Sift the material for lines containing "người", and return them.

** START OF Provided records **

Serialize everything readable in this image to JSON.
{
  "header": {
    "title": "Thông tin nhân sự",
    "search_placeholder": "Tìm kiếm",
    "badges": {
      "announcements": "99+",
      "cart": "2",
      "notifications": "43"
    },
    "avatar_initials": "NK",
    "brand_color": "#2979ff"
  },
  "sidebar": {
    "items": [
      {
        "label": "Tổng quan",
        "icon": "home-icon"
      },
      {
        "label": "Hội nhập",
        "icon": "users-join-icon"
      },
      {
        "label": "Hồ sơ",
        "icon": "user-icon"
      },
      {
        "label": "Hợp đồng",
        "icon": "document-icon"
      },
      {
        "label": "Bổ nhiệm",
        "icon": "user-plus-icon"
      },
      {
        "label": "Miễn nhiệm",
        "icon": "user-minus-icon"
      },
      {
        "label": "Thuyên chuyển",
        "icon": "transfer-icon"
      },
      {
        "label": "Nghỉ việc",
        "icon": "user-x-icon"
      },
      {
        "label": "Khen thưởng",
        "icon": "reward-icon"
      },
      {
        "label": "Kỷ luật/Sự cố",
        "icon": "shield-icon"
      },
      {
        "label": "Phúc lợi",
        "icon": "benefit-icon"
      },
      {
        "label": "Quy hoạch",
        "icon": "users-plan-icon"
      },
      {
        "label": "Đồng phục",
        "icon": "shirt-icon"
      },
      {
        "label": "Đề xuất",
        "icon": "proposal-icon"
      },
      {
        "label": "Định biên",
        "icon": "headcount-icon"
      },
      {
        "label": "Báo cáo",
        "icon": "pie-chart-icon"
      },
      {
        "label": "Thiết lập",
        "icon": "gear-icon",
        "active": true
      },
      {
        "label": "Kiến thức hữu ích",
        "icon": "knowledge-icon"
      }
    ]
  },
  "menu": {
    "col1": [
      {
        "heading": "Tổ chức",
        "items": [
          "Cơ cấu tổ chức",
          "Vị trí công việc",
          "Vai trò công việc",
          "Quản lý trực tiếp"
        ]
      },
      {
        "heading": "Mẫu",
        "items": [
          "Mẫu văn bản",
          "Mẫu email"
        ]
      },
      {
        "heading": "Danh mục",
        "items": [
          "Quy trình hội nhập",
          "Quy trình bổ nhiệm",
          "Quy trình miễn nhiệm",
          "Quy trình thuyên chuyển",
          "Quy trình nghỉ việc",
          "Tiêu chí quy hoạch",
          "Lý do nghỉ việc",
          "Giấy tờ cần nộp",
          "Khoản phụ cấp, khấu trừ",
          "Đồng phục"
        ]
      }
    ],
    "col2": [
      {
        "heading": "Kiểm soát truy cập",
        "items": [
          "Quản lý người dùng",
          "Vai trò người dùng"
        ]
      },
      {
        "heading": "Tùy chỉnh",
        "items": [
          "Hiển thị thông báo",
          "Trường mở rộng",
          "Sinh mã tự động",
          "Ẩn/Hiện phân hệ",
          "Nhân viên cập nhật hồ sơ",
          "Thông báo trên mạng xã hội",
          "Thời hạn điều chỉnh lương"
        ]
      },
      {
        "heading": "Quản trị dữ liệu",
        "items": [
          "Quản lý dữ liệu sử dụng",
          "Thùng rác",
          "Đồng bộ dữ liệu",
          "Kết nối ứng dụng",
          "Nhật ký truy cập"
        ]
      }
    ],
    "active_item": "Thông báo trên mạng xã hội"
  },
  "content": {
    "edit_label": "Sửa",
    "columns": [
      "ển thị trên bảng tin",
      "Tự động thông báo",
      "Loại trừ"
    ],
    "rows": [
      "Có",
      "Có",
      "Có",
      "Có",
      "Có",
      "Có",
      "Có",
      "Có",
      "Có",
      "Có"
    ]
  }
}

** END OF Provided records **

**Exercise response**
          "Quản lý người dùng",
          "Vai trò người dùng"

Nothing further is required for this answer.